### WHAT YOU HAVE TO DO
Copy out the lines below word for word, omitting the pictures.

### EXTRACTED MATERIAL
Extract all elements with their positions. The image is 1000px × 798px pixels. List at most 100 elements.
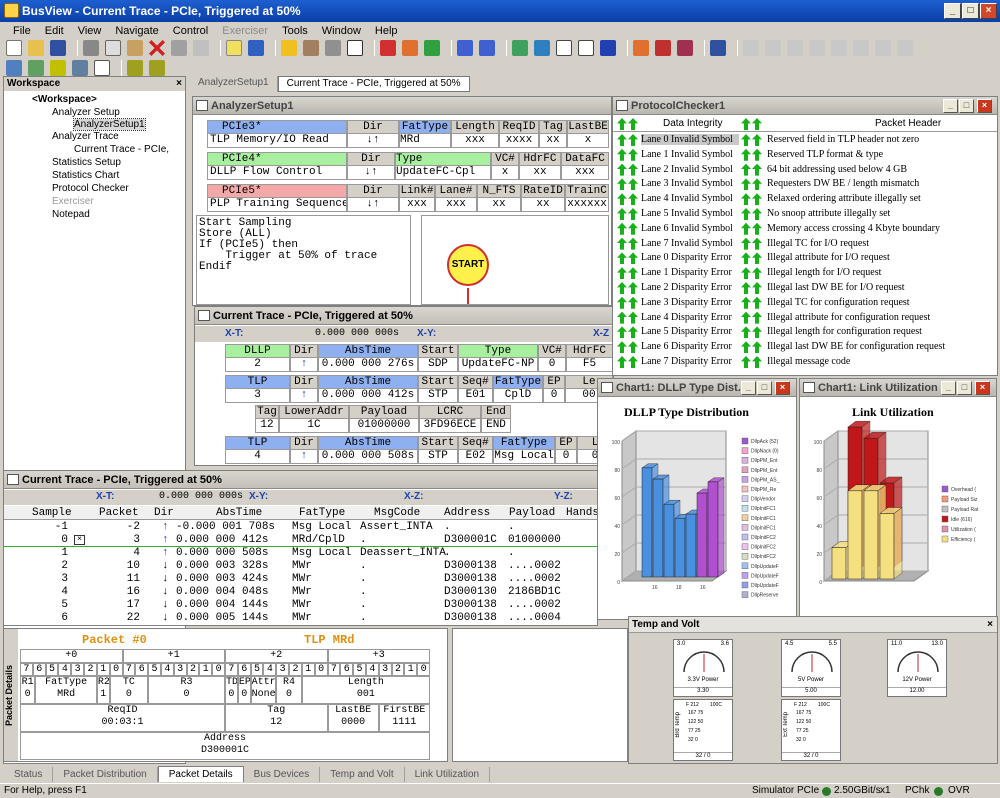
val-type[interactable]: UpdateFC-Cpl — [395, 165, 491, 180]
data-integrity-item[interactable]: Lane 2 Disparity Error — [641, 282, 739, 293]
dllp-vc[interactable]: 0 — [538, 357, 566, 372]
val-tag[interactable]: 12 — [255, 418, 279, 433]
val-nfts[interactable]: xx — [477, 197, 521, 212]
download-icon[interactable] — [831, 40, 847, 56]
menu-exerciser[interactable]: Exerciser — [215, 25, 275, 37]
tlp-start[interactable]: STP — [418, 388, 458, 403]
packet-header-item[interactable]: No snoop attribute illegally set — [767, 208, 890, 219]
val-payload[interactable]: 01000000 — [349, 418, 419, 433]
packet-header-item[interactable]: Requesters DW BE / length mismatch — [767, 178, 919, 189]
col-address[interactable]: Address — [444, 507, 490, 519]
start-node[interactable]: START — [447, 244, 489, 286]
tlp-packet[interactable]: 3 — [225, 388, 290, 403]
data-integrity-item[interactable]: Lane 4 Invalid Symbol — [641, 193, 739, 204]
tab-status[interactable]: Status — [4, 767, 54, 782]
menu-file[interactable]: File — [6, 25, 38, 37]
view-link-icon[interactable] — [534, 40, 550, 56]
dllp-packet[interactable]: 2 — [225, 357, 290, 372]
table-row[interactable]: 0 3 ↑ 0.000 000 412s MRd/CplD. D300001C 010000… — [4, 534, 597, 547]
protocol-row[interactable]: Lane 4 Invalid Symbol Relaxed ordering at… — [613, 192, 997, 207]
val-tag[interactable]: xx — [539, 133, 567, 148]
tree-notepad[interactable]: Notepad — [52, 209, 90, 220]
protocol-row[interactable]: Lane 2 Invalid Symbol 64 bit addressing u… — [613, 163, 997, 178]
dllp-start[interactable]: SDP — [418, 357, 458, 372]
hand-icon[interactable] — [303, 40, 319, 56]
upload-icon[interactable] — [853, 40, 869, 56]
tlp-seq[interactable]: E02 — [458, 449, 493, 464]
protocol-row[interactable]: Lane 3 Invalid Symbol Requesters DW BE / … — [613, 177, 997, 192]
close-button[interactable]: × — [977, 99, 992, 113]
protocol-row[interactable]: Lane 7 Invalid Symbol Illegal TC for I/O … — [613, 237, 997, 252]
close-button[interactable]: × — [980, 3, 997, 19]
data-integrity-item[interactable]: Lane 5 Invalid Symbol — [641, 208, 739, 219]
data-integrity-item[interactable]: Lane 3 Invalid Symbol — [641, 178, 739, 189]
protocol-row[interactable]: Lane 6 Disparity Error Illegal last DW BE… — [613, 340, 997, 355]
packet-header-item[interactable]: Illegal TC for configuration request — [767, 297, 910, 308]
packet-header-item[interactable]: Illegal TC for I/O request — [767, 238, 869, 249]
tlp-abstime[interactable]: 0.000 000 508s — [318, 449, 418, 464]
val-link[interactable]: xxx — [399, 197, 435, 212]
minimize-button[interactable]: _ — [944, 3, 961, 19]
data-integrity-item[interactable]: Lane 0 Invalid Symbol — [641, 134, 739, 145]
table-row[interactable]: -1 -2 ↑ -0.000 001 708s Msg Local Assert_INTA… — [4, 521, 597, 534]
val-rateid[interactable]: xx — [521, 197, 565, 212]
col-msgcode[interactable]: MsgCode — [374, 507, 420, 519]
val-lcrc[interactable]: 3FD96ECE — [419, 418, 481, 433]
tree-exerciser[interactable]: Exerciser — [52, 196, 94, 207]
maximize-button[interactable]: □ — [962, 3, 979, 19]
workspace-icon[interactable] — [6, 60, 22, 76]
help-icon[interactable] — [226, 40, 242, 56]
protocol-row[interactable]: Lane 3 Disparity Error Illegal TC for con… — [613, 296, 997, 311]
packet-header-item[interactable]: Illegal attribute for configuration requ… — [767, 312, 930, 323]
table-row[interactable]: 3 11 ↓ 0.000 003 424s MWr. D3000138 ....0002 — [4, 573, 597, 586]
packet-header-item[interactable]: Illegal length for I/O request — [767, 267, 881, 278]
protocol-row[interactable]: Lane 1 Invalid Symbol Reserved TLP format… — [613, 148, 997, 163]
tlp-ep[interactable]: 0 — [543, 388, 565, 403]
swap-icon[interactable] — [600, 40, 616, 56]
val-fattype[interactable]: MRd — [399, 133, 451, 148]
col-handshake[interactable]: Hands — [566, 507, 599, 519]
val-length[interactable]: xxx — [451, 133, 499, 148]
tlp-abstime[interactable]: 0.000 000 412s — [318, 388, 418, 403]
probe-icon[interactable] — [50, 60, 66, 76]
menu-control[interactable]: Control — [166, 25, 215, 37]
packet-header-item[interactable]: 64 bit addressing used below 4 GB — [767, 164, 907, 175]
menu-tools[interactable]: Tools — [275, 25, 315, 37]
protocol-row[interactable]: Lane 6 Invalid Symbol Memory access cross… — [613, 222, 997, 237]
context-help-icon[interactable] — [248, 40, 264, 56]
menu-navigate[interactable]: Navigate — [108, 25, 165, 37]
data-integrity-item[interactable]: Lane 6 Disparity Error — [641, 341, 739, 352]
menu-window[interactable]: Window — [315, 25, 368, 37]
table-row[interactable]: 5 17 ↓ 0.000 004 144s MWr. D3000138 ....0002 — [4, 599, 597, 612]
bug-icon[interactable] — [875, 40, 891, 56]
data-integrity-item[interactable]: Lane 6 Invalid Symbol — [641, 223, 739, 234]
pause-icon[interactable] — [787, 40, 803, 56]
settings-icon[interactable] — [897, 40, 913, 56]
protocol-row[interactable]: Lane 0 Invalid Symbol Reserved field in T… — [613, 133, 997, 148]
table-row[interactable]: 4 16 ↓ 0.000 004 048s MWr. D3000130 2186BD1C — [4, 586, 597, 599]
tlp-fattype[interactable]: Msg Local — [493, 449, 555, 464]
chart-down-icon[interactable] — [149, 60, 165, 76]
tab-link-utilization[interactable]: Link Utilization — [405, 767, 491, 782]
col-packet[interactable]: Packet — [99, 507, 139, 519]
val-end[interactable]: END — [481, 418, 511, 433]
tab-packet-distribution[interactable]: Packet Distribution — [53, 767, 158, 782]
trigger-icon[interactable] — [281, 40, 297, 56]
val-lane[interactable]: xxx — [435, 197, 477, 212]
close-button[interactable]: × — [975, 381, 990, 395]
marker-y-icon[interactable] — [424, 40, 440, 56]
copy-icon[interactable] — [105, 40, 121, 56]
delete-icon[interactable] — [149, 40, 165, 56]
data-integrity-item[interactable]: Lane 2 Invalid Symbol — [641, 164, 739, 175]
tree-analyzersetup1[interactable]: AnalyzerSetup1 — [73, 118, 146, 131]
view-data-icon[interactable] — [578, 40, 594, 56]
cut-icon[interactable] — [83, 40, 99, 56]
tab-current-trace[interactable]: Current Trace - PCIe, Triggered at 50% — [277, 76, 470, 92]
data-integrity-item[interactable]: Lane 7 Invalid Symbol — [641, 238, 739, 249]
packet-header-item[interactable]: Illegal length for configuration request — [767, 326, 922, 337]
val-vc[interactable]: x — [491, 165, 519, 180]
paste-icon[interactable] — [127, 40, 143, 56]
data-integrity-item[interactable]: Lane 7 Disparity Error — [641, 356, 739, 367]
pointer-icon[interactable] — [325, 40, 341, 56]
data-integrity-item[interactable]: Lane 1 Disparity Error — [641, 267, 739, 278]
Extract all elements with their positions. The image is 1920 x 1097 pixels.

### RESPONSE TO THE TASK
Extract all elements with their positions. The image is 1000px × 798px pixels. List at most 100 elements.
val-type[interactable]: UpdateFC-Cpl — [395, 165, 491, 180]
data-integrity-item[interactable]: Lane 2 Disparity Error — [641, 282, 739, 293]
dllp-vc[interactable]: 0 — [538, 357, 566, 372]
val-tag[interactable]: 12 — [255, 418, 279, 433]
val-nfts[interactable]: xx — [477, 197, 521, 212]
download-icon[interactable] — [831, 40, 847, 56]
menu-exerciser[interactable]: Exerciser — [215, 25, 275, 37]
tlp-start[interactable]: STP — [418, 388, 458, 403]
packet-header-item[interactable]: No snoop attribute illegally set — [767, 208, 890, 219]
val-payload[interactable]: 01000000 — [349, 418, 419, 433]
packet-header-item[interactable]: Requesters DW BE / length mismatch — [767, 178, 919, 189]
col-address[interactable]: Address — [444, 507, 490, 519]
start-node[interactable]: START — [447, 244, 489, 286]
tlp-packet[interactable]: 3 — [225, 388, 290, 403]
data-integrity-item[interactable]: Lane 4 Invalid Symbol — [641, 193, 739, 204]
tab-status[interactable]: Status — [4, 767, 54, 782]
menu-file[interactable]: File — [6, 25, 38, 37]
view-link-icon[interactable] — [534, 40, 550, 56]
dllp-packet[interactable]: 2 — [225, 357, 290, 372]
table-row[interactable]: 0 3 ↑ 0.000 000 412s MRd/CplD. D300001C 010000… — [4, 534, 597, 547]
protocol-row[interactable]: Lane 4 Invalid Symbol Relaxed ordering at… — [613, 192, 997, 207]
val-tag[interactable]: xx — [539, 133, 567, 148]
tree-notepad[interactable]: Notepad — [52, 209, 90, 220]
protocol-row[interactable]: Lane 2 Invalid Symbol 64 bit addressing u… — [613, 163, 997, 178]
dllp-start[interactable]: SDP — [418, 357, 458, 372]
hand-icon[interactable] — [303, 40, 319, 56]
upload-icon[interactable] — [853, 40, 869, 56]
tlp-seq[interactable]: E02 — [458, 449, 493, 464]
protocol-row[interactable]: Lane 3 Invalid Symbol Requesters DW BE / … — [613, 177, 997, 192]
close-button[interactable]: × — [977, 99, 992, 113]
protocol-row[interactable]: Lane 7 Invalid Symbol Illegal TC for I/O … — [613, 237, 997, 252]
close-button[interactable]: × — [980, 3, 997, 19]
data-integrity-item[interactable]: Lane 5 Invalid Symbol — [641, 208, 739, 219]
data-integrity-item[interactable]: Lane 3 Invalid Symbol — [641, 178, 739, 189]
protocol-row[interactable]: Lane 6 Disparity Error Illegal last DW BE… — [613, 340, 997, 355]
packet-header-item[interactable]: Illegal TC for configuration request — [767, 297, 910, 308]
packet-header-item[interactable]: Illegal TC for I/O request — [767, 238, 869, 249]
tlp-abstime[interactable]: 0.000 000 508s — [318, 449, 418, 464]
val-link[interactable]: xxx — [399, 197, 435, 212]
minimize-button[interactable]: _ — [944, 3, 961, 19]
data-integrity-item[interactable]: Lane 0 Invalid Symbol — [641, 134, 739, 145]
table-row[interactable]: -1 -2 ↑ -0.000 001 708s Msg Local Assert_INTA… — [4, 521, 597, 534]
val-rateid[interactable]: xx — [521, 197, 565, 212]
col-msgcode[interactable]: MsgCode — [374, 507, 420, 519]
val-lcrc[interactable]: 3FD96ECE — [419, 418, 481, 433]
tree-exerciser[interactable]: Exerciser — [52, 196, 94, 207]
maximize-button[interactable]: □ — [962, 3, 979, 19]
workspace-icon[interactable] — [6, 60, 22, 76]
help-icon[interactable] — [226, 40, 242, 56]
protocol-row[interactable]: Lane 3 Disparity Error Illegal TC for con… — [613, 296, 997, 311]
packet-header-item[interactable]: Illegal attribute for configuration requ… — [767, 312, 930, 323]
table-row[interactable]: 3 11 ↓ 0.000 003 424s MWr. D3000138 ....0002 — [4, 573, 597, 586]
packet-header-item[interactable]: Illegal length for I/O request — [767, 267, 881, 278]
protocol-row[interactable]: Lane 1 Invalid Symbol Reserved TLP format… — [613, 148, 997, 163]
tlp-ep[interactable]: 0 — [543, 388, 565, 403]
swap-icon[interactable] — [600, 40, 616, 56]
val-fattype[interactable]: MRd — [399, 133, 451, 148]
col-handshake[interactable]: Hands — [566, 507, 599, 519]
val-length[interactable]: xxx — [451, 133, 499, 148]
tlp-abstime[interactable]: 0.000 000 412s — [318, 388, 418, 403]
probe-icon[interactable] — [50, 60, 66, 76]
menu-control[interactable]: Control — [166, 25, 215, 37]
packet-header-item[interactable]: 64 bit addressing used below 4 GB — [767, 164, 907, 175]
menu-tools[interactable]: Tools — [275, 25, 315, 37]
protocol-row[interactable]: Lane 6 Invalid Symbol Memory access cross… — [613, 222, 997, 237]
context-help-icon[interactable] — [248, 40, 264, 56]
menu-navigate[interactable]: Navigate — [108, 25, 165, 37]
data-integrity-item[interactable]: Lane 6 Disparity Error — [641, 341, 739, 352]
menu-window[interactable]: Window — [315, 25, 368, 37]
table-row[interactable]: 5 17 ↓ 0.000 004 144s MWr. D3000138 ....0002 — [4, 599, 597, 612]
bug-icon[interactable] — [875, 40, 891, 56]
data-integrity-item[interactable]: Lane 6 Invalid Symbol — [641, 223, 739, 234]
pause-icon[interactable] — [787, 40, 803, 56]
settings-icon[interactable] — [897, 40, 913, 56]
protocol-row[interactable]: Lane 0 Invalid Symbol Reserved field in T… — [613, 133, 997, 148]
table-row[interactable]: 4 16 ↓ 0.000 004 048s MWr. D3000130 2186BD1C — [4, 586, 597, 599]
tlp-fattype[interactable]: Msg Local — [493, 449, 555, 464]
chart-down-icon[interactable] — [149, 60, 165, 76]
tab-link-utilization[interactable]: Link Utilization — [405, 767, 491, 782]
col-packet[interactable]: Packet — [99, 507, 139, 519]
val-end[interactable]: END — [481, 418, 511, 433]
tab-packet-distribution[interactable]: Packet Distribution — [53, 767, 158, 782]
trigger-icon[interactable] — [281, 40, 297, 56]
val-lane[interactable]: xxx — [435, 197, 477, 212]
close-button[interactable]: × — [975, 381, 990, 395]
marker-y-icon[interactable] — [424, 40, 440, 56]
copy-icon[interactable] — [105, 40, 121, 56]
delete-icon[interactable] — [149, 40, 165, 56]
data-integrity-item[interactable]: Lane 2 Invalid Symbol — [641, 164, 739, 175]
tree-analyzersetup1[interactable]: AnalyzerSetup1 — [73, 118, 146, 131]
view-data-icon[interactable] — [578, 40, 594, 56]
cut-icon[interactable] — [83, 40, 99, 56]
tab-current-trace[interactable]: Current Trace - PCIe, Triggered at 50% — [277, 76, 470, 92]
data-integrity-item[interactable]: Lane 7 Invalid Symbol — [641, 238, 739, 249]
packet-header-item[interactable]: Illegal length for configuration request — [767, 326, 922, 337]
val-vc[interactable]: x — [491, 165, 519, 180]
paste-icon[interactable] — [127, 40, 143, 56]
data-integrity-item[interactable]: Lane 7 Disparity Error — [641, 356, 739, 367]
pointer-icon[interactable] — [325, 40, 341, 56]
data-integrity-item[interactable]: Lane 1 Disparity Error — [641, 267, 739, 278]
Extract all elements with their positions. The image is 1920 x 1097 pixels.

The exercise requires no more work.